*Listed entries*.
>>>>

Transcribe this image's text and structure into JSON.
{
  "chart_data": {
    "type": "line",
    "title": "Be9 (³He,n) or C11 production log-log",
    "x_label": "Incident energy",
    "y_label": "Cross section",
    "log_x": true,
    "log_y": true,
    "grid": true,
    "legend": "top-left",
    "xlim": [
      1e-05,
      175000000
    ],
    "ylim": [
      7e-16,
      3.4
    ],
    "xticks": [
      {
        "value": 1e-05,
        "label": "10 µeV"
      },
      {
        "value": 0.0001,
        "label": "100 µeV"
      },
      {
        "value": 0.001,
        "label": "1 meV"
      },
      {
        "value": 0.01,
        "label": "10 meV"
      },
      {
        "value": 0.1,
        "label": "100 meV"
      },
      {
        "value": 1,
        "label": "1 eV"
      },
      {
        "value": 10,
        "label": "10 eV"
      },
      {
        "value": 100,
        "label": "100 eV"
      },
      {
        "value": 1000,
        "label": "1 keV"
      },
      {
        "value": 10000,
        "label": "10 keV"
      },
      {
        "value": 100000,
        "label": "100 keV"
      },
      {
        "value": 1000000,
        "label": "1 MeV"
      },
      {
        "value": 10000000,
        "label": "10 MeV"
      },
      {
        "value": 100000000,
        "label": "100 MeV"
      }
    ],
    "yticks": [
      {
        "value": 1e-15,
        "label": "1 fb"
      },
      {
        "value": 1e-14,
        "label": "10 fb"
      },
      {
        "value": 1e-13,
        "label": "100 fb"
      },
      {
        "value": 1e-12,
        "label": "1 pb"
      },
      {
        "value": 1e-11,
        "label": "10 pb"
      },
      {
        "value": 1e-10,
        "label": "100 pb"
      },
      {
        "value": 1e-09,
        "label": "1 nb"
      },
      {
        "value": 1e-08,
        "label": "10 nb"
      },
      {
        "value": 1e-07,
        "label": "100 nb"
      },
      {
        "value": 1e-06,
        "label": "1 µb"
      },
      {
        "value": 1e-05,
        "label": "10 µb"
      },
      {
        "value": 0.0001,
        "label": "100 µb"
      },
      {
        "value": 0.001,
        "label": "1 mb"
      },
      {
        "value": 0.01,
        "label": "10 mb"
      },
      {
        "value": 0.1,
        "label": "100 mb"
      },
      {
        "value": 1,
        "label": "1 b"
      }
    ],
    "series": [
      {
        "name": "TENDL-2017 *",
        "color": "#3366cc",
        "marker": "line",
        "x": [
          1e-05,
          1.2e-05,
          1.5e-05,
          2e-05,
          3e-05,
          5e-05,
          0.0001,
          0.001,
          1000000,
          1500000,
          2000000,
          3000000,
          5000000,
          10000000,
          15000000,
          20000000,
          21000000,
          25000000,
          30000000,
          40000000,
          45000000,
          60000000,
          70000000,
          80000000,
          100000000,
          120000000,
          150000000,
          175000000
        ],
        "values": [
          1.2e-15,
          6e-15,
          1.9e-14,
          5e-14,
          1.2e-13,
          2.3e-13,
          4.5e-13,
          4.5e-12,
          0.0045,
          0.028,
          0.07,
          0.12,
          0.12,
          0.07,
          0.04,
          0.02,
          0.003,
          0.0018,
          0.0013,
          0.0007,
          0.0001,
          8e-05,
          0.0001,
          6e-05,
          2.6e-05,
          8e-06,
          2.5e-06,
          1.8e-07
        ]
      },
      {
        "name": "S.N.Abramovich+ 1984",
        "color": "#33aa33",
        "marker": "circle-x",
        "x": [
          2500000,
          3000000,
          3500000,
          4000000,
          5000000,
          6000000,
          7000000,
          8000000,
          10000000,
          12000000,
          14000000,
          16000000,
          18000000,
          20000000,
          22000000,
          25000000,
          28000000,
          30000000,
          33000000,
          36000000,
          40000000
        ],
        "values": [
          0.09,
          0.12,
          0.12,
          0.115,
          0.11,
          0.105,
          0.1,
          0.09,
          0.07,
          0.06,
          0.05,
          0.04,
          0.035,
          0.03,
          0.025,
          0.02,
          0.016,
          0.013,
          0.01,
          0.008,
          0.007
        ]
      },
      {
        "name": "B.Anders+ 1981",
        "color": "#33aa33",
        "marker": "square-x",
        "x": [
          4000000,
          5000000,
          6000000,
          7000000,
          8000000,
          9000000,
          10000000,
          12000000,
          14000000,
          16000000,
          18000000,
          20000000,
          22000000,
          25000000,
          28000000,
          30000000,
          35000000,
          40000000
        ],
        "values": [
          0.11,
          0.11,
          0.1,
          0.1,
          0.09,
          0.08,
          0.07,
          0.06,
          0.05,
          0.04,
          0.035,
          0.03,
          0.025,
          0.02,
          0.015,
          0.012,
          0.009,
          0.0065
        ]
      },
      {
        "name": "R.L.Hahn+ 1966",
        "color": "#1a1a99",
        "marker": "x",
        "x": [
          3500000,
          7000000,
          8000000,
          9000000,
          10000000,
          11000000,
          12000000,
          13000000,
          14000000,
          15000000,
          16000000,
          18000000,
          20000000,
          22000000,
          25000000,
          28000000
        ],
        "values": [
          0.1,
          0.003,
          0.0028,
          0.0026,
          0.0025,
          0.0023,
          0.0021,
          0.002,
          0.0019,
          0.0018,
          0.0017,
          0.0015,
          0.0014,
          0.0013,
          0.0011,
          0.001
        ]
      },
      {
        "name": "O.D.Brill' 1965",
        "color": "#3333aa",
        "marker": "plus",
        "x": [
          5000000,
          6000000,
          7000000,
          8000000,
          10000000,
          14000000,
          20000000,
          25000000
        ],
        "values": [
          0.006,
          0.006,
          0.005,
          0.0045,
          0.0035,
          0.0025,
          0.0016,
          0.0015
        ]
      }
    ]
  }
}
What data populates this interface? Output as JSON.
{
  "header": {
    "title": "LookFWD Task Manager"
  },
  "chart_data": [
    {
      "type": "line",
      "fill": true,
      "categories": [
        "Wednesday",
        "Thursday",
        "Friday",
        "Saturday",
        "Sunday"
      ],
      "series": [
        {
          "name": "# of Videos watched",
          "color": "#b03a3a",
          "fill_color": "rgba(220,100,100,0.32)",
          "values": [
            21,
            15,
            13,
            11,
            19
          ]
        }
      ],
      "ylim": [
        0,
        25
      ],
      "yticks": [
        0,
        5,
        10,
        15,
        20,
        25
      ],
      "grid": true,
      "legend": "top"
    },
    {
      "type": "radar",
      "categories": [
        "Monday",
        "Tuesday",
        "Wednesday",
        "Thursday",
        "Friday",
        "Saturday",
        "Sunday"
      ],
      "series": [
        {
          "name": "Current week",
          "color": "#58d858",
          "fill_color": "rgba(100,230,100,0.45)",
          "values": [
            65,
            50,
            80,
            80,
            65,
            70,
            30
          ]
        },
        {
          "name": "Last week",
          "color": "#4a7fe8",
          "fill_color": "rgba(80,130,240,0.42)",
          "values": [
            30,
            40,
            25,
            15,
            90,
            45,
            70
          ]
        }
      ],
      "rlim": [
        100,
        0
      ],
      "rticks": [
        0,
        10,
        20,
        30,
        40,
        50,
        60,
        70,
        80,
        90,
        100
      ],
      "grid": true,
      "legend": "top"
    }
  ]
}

<<<<

*Problem to solve*.
Extract all of the data exactly as written.

*Solution to this task*.
Transcribe this image's text and structure into JSON.
{
  "chart_data": {
    "type": "line",
    "title": "Be9 (³He,n) or C11 production log-log",
    "x_label": "Incident energy",
    "y_label": "Cross section",
    "log_x": true,
    "log_y": true,
    "grid": true,
    "legend": "top-left",
    "xlim": [
      1e-05,
      175000000
    ],
    "ylim": [
      7e-16,
      3.4
    ],
    "xticks": [
      {
        "value": 1e-05,
        "label": "10 µeV"
      },
      {
        "value": 0.0001,
        "label": "100 µeV"
      },
      {
        "value": 0.001,
        "label": "1 meV"
      },
      {
        "value": 0.01,
        "label": "10 meV"
      },
      {
        "value": 0.1,
        "label": "100 meV"
      },
      {
        "value": 1,
        "label": "1 eV"
      },
      {
        "value": 10,
        "label": "10 eV"
      },
      {
        "value": 100,
        "label": "100 eV"
      },
      {
        "value": 1000,
        "label": "1 keV"
      },
      {
        "value": 10000,
        "label": "10 keV"
      },
      {
        "value": 100000,
        "label": "100 keV"
      },
      {
        "value": 1000000,
        "label": "1 MeV"
      },
      {
        "value": 10000000,
        "label": "10 MeV"
      },
      {
        "value": 100000000,
        "label": "100 MeV"
      }
    ],
    "yticks": [
      {
        "value": 1e-15,
        "label": "1 fb"
      },
      {
        "value": 1e-14,
        "label": "10 fb"
      },
      {
        "value": 1e-13,
        "label": "100 fb"
      },
      {
        "value": 1e-12,
        "label": "1 pb"
      },
      {
        "value": 1e-11,
        "label": "10 pb"
      },
      {
        "value": 1e-10,
        "label": "100 pb"
      },
      {
        "value": 1e-09,
        "label": "1 nb"
      },
      {
        "value": 1e-08,
        "label": "10 nb"
      },
      {
        "value": 1e-07,
        "label": "100 nb"
      },
      {
        "value": 1e-06,
        "label": "1 µb"
      },
      {
        "value": 1e-05,
        "label": "10 µb"
      },
      {
        "value": 0.0001,
        "label": "100 µb"
      },
      {
        "value": 0.001,
        "label": "1 mb"
      },
      {
        "value": 0.01,
        "label": "10 mb"
      },
      {
        "value": 0.1,
        "label": "100 mb"
      },
      {
        "value": 1,
        "label": "1 b"
      }
    ],
    "series": [
      {
        "name": "TENDL-2017 *",
        "color": "#3366cc",
        "marker": "line",
        "x": [
          1e-05,
          1.2e-05,
          1.5e-05,
          2e-05,
          3e-05,
          5e-05,
          0.0001,
          0.001,
          1000000,
          1500000,
          2000000,
          3000000,
          5000000,
          10000000,
          15000000,
          20000000,
          21000000,
          25000000,
          30000000,
          40000000,
          45000000,
          60000000,
          70000000,
          80000000,
          100000000,
          120000000,
          150000000,
          175000000
        ],
        "values": [
          1.2e-15,
          6e-15,
          1.9e-14,
          5e-14,
          1.2e-13,
          2.3e-13,
          4.5e-13,
          4.5e-12,
          0.0045,
          0.028,
          0.07,
          0.12,
          0.12,
          0.07,
          0.04,
          0.02,
          0.003,
          0.0018,
          0.0013,
          0.0007,
          0.0001,
          8e-05,
          0.0001,
          6e-05,
          2.6e-05,
          8e-06,
          2.5e-06,
          1.8e-07
        ]
      },
      {
        "name": "S.N.Abramovich+ 1984",
        "color": "#33aa33",
        "marker": "circle-x",
        "x": [
          2500000,
          3000000,
          3500000,
          4000000,
          5000000,
          6000000,
          7000000,
          8000000,
          10000000,
          12000000,
          14000000,
          16000000,
          18000000,
          20000000,
          22000000,
          25000000,
          28000000,
          30000000,
          33000000,
          36000000,
          40000000
        ],
        "values": [
          0.09,
          0.12,
          0.12,
          0.115,
          0.11,
          0.105,
          0.1,
          0.09,
          0.07,
          0.06,
          0.05,
          0.04,
          0.035,
          0.03,
          0.025,
          0.02,
          0.016,
          0.013,
          0.01,
          0.008,
          0.007
        ]
      },
      {
        "name": "B.Anders+ 1981",
        "color": "#33aa33",
        "marker": "square-x",
        "x": [
          4000000,
          5000000,
          6000000,
          7000000,
          8000000,
          9000000,
          10000000,
          12000000,
          14000000,
          16000000,
          18000000,
          20000000,
          22000000,
          25000000,
          28000000,
          30000000,
          35000000,
          40000000
        ],
        "values": [
          0.11,
          0.11,
          0.1,
          0.1,
          0.09,
          0.08,
          0.07,
          0.06,
          0.05,
          0.04,
          0.035,
          0.03,
          0.025,
          0.02,
          0.015,
          0.012,
          0.009,
          0.0065
        ]
      },
      {
        "name": "R.L.Hahn+ 1966",
        "color": "#1a1a99",
        "marker": "x",
        "x": [
          3500000,
          7000000,
          8000000,
          9000000,
          10000000,
          11000000,
          12000000,
          13000000,
          14000000,
          15000000,
          16000000,
          18000000,
          20000000,
          22000000,
          25000000,
          28000000
        ],
        "values": [
          0.1,
          0.003,
          0.0028,
          0.0026,
          0.0025,
          0.0023,
          0.0021,
          0.002,
          0.0019,
          0.0018,
          0.0017,
          0.0015,
          0.0014,
          0.0013,
          0.0011,
          0.001
        ]
      },
      {
        "name": "O.D.Brill' 1965",
        "color": "#3333aa",
        "marker": "plus",
        "x": [
          5000000,
          6000000,
          7000000,
          8000000,
          10000000,
          14000000,
          20000000,
          25000000
        ],
        "values": [
          0.006,
          0.006,
          0.005,
          0.0045,
          0.0035,
          0.0025,
          0.0016,
          0.0015
        ]
      }
    ]
  }
}
What data populates this interface? Output as JSON.
{
  "header": {
    "title": "LookFWD Task Manager"
  },
  "chart_data": [
    {
      "type": "line",
      "fill": true,
      "categories": [
        "Wednesday",
        "Thursday",
        "Friday",
        "Saturday",
        "Sunday"
      ],
      "series": [
        {
          "name": "# of Videos watched",
          "color": "#b03a3a",
          "fill_color": "rgba(220,100,100,0.32)",
          "values": [
            21,
            15,
            13,
            11,
            19
          ]
        }
      ],
      "ylim": [
        0,
        25
      ],
      "yticks": [
        0,
        5,
        10,
        15,
        20,
        25
      ],
      "grid": true,
      "legend": "top"
    },
    {
      "type": "radar",
      "categories": [
        "Monday",
        "Tuesday",
        "Wednesday",
        "Thursday",
        "Friday",
        "Saturday",
        "Sunday"
      ],
      "series": [
        {
          "name": "Current week",
          "color": "#58d858",
          "fill_color": "rgba(100,230,100,0.45)",
          "values": [
            65,
            50,
            80,
            80,
            65,
            70,
            30
          ]
        },
        {
          "name": "Last week",
          "color": "#4a7fe8",
          "fill_color": "rgba(80,130,240,0.42)",
          "values": [
            30,
            40,
            25,
            15,
            90,
            45,
            70
          ]
        }
      ],
      "rlim": [
        100,
        0
      ],
      "rticks": [
        0,
        10,
        20,
        30,
        40,
        50,
        60,
        70,
        80,
        90,
        100
      ],
      "grid": true,
      "legend": "top"
    }
  ]
}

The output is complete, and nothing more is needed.